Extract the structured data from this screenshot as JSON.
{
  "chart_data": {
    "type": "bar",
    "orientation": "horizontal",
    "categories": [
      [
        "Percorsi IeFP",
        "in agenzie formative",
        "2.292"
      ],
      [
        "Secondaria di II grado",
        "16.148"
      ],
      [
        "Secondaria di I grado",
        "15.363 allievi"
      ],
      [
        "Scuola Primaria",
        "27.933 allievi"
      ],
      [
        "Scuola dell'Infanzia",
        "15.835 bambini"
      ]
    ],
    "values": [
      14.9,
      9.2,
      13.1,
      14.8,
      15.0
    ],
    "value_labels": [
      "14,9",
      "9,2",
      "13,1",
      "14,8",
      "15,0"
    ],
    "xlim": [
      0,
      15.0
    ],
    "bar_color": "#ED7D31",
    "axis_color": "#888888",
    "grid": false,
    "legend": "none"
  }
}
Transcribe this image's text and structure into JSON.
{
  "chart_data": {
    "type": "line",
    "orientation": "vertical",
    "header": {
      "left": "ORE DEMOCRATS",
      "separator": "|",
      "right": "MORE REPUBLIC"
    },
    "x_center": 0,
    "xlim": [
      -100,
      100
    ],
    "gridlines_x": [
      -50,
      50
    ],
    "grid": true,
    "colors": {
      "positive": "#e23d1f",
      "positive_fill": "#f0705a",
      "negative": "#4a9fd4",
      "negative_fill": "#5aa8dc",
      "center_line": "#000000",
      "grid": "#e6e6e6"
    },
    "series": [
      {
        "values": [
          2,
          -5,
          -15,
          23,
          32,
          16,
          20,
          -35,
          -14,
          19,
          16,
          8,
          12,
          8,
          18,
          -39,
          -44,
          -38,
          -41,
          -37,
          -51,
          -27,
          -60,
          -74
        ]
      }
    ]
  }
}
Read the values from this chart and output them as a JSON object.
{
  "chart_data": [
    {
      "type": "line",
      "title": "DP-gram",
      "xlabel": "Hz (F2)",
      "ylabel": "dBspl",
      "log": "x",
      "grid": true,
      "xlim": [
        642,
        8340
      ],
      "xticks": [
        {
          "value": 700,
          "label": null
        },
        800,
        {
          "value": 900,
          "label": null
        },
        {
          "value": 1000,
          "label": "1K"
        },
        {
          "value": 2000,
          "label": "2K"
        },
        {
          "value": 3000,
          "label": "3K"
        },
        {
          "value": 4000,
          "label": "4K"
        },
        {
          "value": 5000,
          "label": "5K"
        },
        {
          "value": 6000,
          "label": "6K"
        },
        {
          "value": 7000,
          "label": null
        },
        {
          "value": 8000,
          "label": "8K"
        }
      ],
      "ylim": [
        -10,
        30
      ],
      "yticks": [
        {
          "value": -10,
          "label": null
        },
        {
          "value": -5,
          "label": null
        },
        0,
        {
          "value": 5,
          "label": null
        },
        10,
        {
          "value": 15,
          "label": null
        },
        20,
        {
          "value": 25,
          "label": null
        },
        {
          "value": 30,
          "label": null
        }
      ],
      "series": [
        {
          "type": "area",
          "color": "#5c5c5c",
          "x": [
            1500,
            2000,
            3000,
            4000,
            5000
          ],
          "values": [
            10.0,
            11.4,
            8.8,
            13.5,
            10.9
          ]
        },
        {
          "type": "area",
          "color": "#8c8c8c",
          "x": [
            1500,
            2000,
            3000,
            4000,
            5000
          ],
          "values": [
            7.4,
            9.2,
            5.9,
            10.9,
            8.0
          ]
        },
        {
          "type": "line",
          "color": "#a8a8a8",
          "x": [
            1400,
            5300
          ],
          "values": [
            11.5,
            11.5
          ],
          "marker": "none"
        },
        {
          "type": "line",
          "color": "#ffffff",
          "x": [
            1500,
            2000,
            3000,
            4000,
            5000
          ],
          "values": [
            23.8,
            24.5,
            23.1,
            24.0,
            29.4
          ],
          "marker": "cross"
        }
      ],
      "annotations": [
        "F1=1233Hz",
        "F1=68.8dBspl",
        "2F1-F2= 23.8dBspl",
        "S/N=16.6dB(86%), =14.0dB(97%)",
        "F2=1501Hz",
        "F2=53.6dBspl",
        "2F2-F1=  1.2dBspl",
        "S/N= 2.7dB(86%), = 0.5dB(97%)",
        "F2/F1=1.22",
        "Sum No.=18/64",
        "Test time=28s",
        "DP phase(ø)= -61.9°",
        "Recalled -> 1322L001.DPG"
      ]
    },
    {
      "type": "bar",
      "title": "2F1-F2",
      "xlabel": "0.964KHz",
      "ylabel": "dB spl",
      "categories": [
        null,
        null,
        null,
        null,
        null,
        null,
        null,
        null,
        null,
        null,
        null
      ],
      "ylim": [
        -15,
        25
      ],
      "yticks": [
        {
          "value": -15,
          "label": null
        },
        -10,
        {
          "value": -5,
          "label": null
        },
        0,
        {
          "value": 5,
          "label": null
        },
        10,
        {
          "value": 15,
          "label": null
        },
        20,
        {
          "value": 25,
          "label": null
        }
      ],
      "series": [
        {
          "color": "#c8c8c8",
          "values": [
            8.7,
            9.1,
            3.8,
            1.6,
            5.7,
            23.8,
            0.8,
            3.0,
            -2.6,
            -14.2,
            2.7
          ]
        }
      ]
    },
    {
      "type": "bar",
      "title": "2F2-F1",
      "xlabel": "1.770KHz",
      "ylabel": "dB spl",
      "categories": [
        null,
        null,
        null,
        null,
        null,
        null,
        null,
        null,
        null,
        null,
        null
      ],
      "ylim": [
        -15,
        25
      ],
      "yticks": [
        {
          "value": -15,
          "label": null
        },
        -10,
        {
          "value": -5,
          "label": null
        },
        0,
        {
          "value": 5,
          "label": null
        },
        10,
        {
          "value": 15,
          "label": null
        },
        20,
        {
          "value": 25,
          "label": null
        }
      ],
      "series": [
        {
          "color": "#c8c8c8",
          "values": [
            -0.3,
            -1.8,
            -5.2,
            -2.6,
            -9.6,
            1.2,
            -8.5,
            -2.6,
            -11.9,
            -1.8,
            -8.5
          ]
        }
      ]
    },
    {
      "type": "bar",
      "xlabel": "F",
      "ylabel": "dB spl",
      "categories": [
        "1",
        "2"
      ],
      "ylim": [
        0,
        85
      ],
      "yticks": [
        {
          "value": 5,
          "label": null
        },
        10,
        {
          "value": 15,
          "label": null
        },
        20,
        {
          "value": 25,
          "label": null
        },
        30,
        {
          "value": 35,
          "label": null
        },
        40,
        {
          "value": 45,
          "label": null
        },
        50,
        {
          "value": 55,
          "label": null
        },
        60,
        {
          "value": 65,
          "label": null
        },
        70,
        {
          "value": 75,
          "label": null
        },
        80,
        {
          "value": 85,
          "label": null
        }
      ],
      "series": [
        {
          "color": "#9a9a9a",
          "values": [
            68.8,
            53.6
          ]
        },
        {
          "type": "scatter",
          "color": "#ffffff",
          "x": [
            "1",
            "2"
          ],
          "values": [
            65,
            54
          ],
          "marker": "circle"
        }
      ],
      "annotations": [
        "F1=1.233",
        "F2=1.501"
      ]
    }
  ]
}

**Exercise instructions:**
Every line above needs to be retyped exactly.

**Full solution:**
Extract the structured data from this screenshot as JSON.
{
  "chart_data": {
    "type": "bar",
    "orientation": "horizontal",
    "categories": [
      [
        "Percorsi IeFP",
        "in agenzie formative",
        "2.292"
      ],
      [
        "Secondaria di II grado",
        "16.148"
      ],
      [
        "Secondaria di I grado",
        "15.363 allievi"
      ],
      [
        "Scuola Primaria",
        "27.933 allievi"
      ],
      [
        "Scuola dell'Infanzia",
        "15.835 bambini"
      ]
    ],
    "values": [
      14.9,
      9.2,
      13.1,
      14.8,
      15.0
    ],
    "value_labels": [
      "14,9",
      "9,2",
      "13,1",
      "14,8",
      "15,0"
    ],
    "xlim": [
      0,
      15.0
    ],
    "bar_color": "#ED7D31",
    "axis_color": "#888888",
    "grid": false,
    "legend": "none"
  }
}
Transcribe this image's text and structure into JSON.
{
  "chart_data": {
    "type": "line",
    "orientation": "vertical",
    "header": {
      "left": "ORE DEMOCRATS",
      "separator": "|",
      "right": "MORE REPUBLIC"
    },
    "x_center": 0,
    "xlim": [
      -100,
      100
    ],
    "gridlines_x": [
      -50,
      50
    ],
    "grid": true,
    "colors": {
      "positive": "#e23d1f",
      "positive_fill": "#f0705a",
      "negative": "#4a9fd4",
      "negative_fill": "#5aa8dc",
      "center_line": "#000000",
      "grid": "#e6e6e6"
    },
    "series": [
      {
        "values": [
          2,
          -5,
          -15,
          23,
          32,
          16,
          20,
          -35,
          -14,
          19,
          16,
          8,
          12,
          8,
          18,
          -39,
          -44,
          -38,
          -41,
          -37,
          -51,
          -27,
          -60,
          -74
        ]
      }
    ]
  }
}
Read the values from this chart and output them as a JSON object.
{
  "chart_data": [
    {
      "type": "line",
      "title": "DP-gram",
      "xlabel": "Hz (F2)",
      "ylabel": "dBspl",
      "log": "x",
      "grid": true,
      "xlim": [
        642,
        8340
      ],
      "xticks": [
        {
          "value": 700,
          "label": null
        },
        800,
        {
          "value": 900,
          "label": null
        },
        {
          "value": 1000,
          "label": "1K"
        },
        {
          "value": 2000,
          "label": "2K"
        },
        {
          "value": 3000,
          "label": "3K"
        },
        {
          "value": 4000,
          "label": "4K"
        },
        {
          "value": 5000,
          "label": "5K"
        },
        {
          "value": 6000,
          "label": "6K"
        },
        {
          "value": 7000,
          "label": null
        },
        {
          "value": 8000,
          "label": "8K"
        }
      ],
      "ylim": [
        -10,
        30
      ],
      "yticks": [
        {
          "value": -10,
          "label": null
        },
        {
          "value": -5,
          "label": null
        },
        0,
        {
          "value": 5,
          "label": null
        },
        10,
        {
          "value": 15,
          "label": null
        },
        20,
        {
          "value": 25,
          "label": null
        },
        {
          "value": 30,
          "label": null
        }
      ],
      "series": [
        {
          "type": "area",
          "color": "#5c5c5c",
          "x": [
            1500,
            2000,
            3000,
            4000,
            5000
          ],
          "values": [
            10.0,
            11.4,
            8.8,
            13.5,
            10.9
          ]
        },
        {
          "type": "area",
          "color": "#8c8c8c",
          "x": [
            1500,
            2000,
            3000,
            4000,
            5000
          ],
          "values": [
            7.4,
            9.2,
            5.9,
            10.9,
            8.0
          ]
        },
        {
          "type": "line",
          "color": "#a8a8a8",
          "x": [
            1400,
            5300
          ],
          "values": [
            11.5,
            11.5
          ],
          "marker": "none"
        },
        {
          "type": "line",
          "color": "#ffffff",
          "x": [
            1500,
            2000,
            3000,
            4000,
            5000
          ],
          "values": [
            23.8,
            24.5,
            23.1,
            24.0,
            29.4
          ],
          "marker": "cross"
        }
      ],
      "annotations": [
        "F1=1233Hz",
        "F1=68.8dBspl",
        "2F1-F2= 23.8dBspl",
        "S/N=16.6dB(86%), =14.0dB(97%)",
        "F2=1501Hz",
        "F2=53.6dBspl",
        "2F2-F1=  1.2dBspl",
        "S/N= 2.7dB(86%), = 0.5dB(97%)",
        "F2/F1=1.22",
        "Sum No.=18/64",
        "Test time=28s",
        "DP phase(ø)= -61.9°",
        "Recalled -> 1322L001.DPG"
      ]
    },
    {
      "type": "bar",
      "title": "2F1-F2",
      "xlabel": "0.964KHz",
      "ylabel": "dB spl",
      "categories": [
        null,
        null,
        null,
        null,
        null,
        null,
        null,
        null,
        null,
        null,
        null
      ],
      "ylim": [
        -15,
        25
      ],
      "yticks": [
        {
          "value": -15,
          "label": null
        },
        -10,
        {
          "value": -5,
          "label": null
        },
        0,
        {
          "value": 5,
          "label": null
        },
        10,
        {
          "value": 15,
          "label": null
        },
        20,
        {
          "value": 25,
          "label": null
        }
      ],
      "series": [
        {
          "color": "#c8c8c8",
          "values": [
            8.7,
            9.1,
            3.8,
            1.6,
            5.7,
            23.8,
            0.8,
            3.0,
            -2.6,
            -14.2,
            2.7
          ]
        }
      ]
    },
    {
      "type": "bar",
      "title": "2F2-F1",
      "xlabel": "1.770KHz",
      "ylabel": "dB spl",
      "categories": [
        null,
        null,
        null,
        null,
        null,
        null,
        null,
        null,
        null,
        null,
        null
      ],
      "ylim": [
        -15,
        25
      ],
      "yticks": [
        {
          "value": -15,
          "label": null
        },
        -10,
        {
          "value": -5,
          "label": null
        },
        0,
        {
          "value": 5,
          "label": null
        },
        10,
        {
          "value": 15,
          "label": null
        },
        20,
        {
          "value": 25,
          "label": null
        }
      ],
      "series": [
        {
          "color": "#c8c8c8",
          "values": [
            -0.3,
            -1.8,
            -5.2,
            -2.6,
            -9.6,
            1.2,
            -8.5,
            -2.6,
            -11.9,
            -1.8,
            -8.5
          ]
        }
      ]
    },
    {
      "type": "bar",
      "xlabel": "F",
      "ylabel": "dB spl",
      "categories": [
        "1",
        "2"
      ],
      "ylim": [
        0,
        85
      ],
      "yticks": [
        {
          "value": 5,
          "label": null
        },
        10,
        {
          "value": 15,
          "label": null
        },
        20,
        {
          "value": 25,
          "label": null
        },
        30,
        {
          "value": 35,
          "label": null
        },
        40,
        {
          "value": 45,
          "label": null
        },
        50,
        {
          "value": 55,
          "label": null
        },
        60,
        {
          "value": 65,
          "label": null
        },
        70,
        {
          "value": 75,
          "label": null
        },
        80,
        {
          "value": 85,
          "label": null
        }
      ],
      "series": [
        {
          "color": "#9a9a9a",
          "values": [
            68.8,
            53.6
          ]
        },
        {
          "type": "scatter",
          "color": "#ffffff",
          "x": [
            "1",
            "2"
          ],
          "values": [
            65,
            54
          ],
          "marker": "circle"
        }
      ],
      "annotations": [
        "F1=1.233",
        "F2=1.501"
      ]
    }
  ]
}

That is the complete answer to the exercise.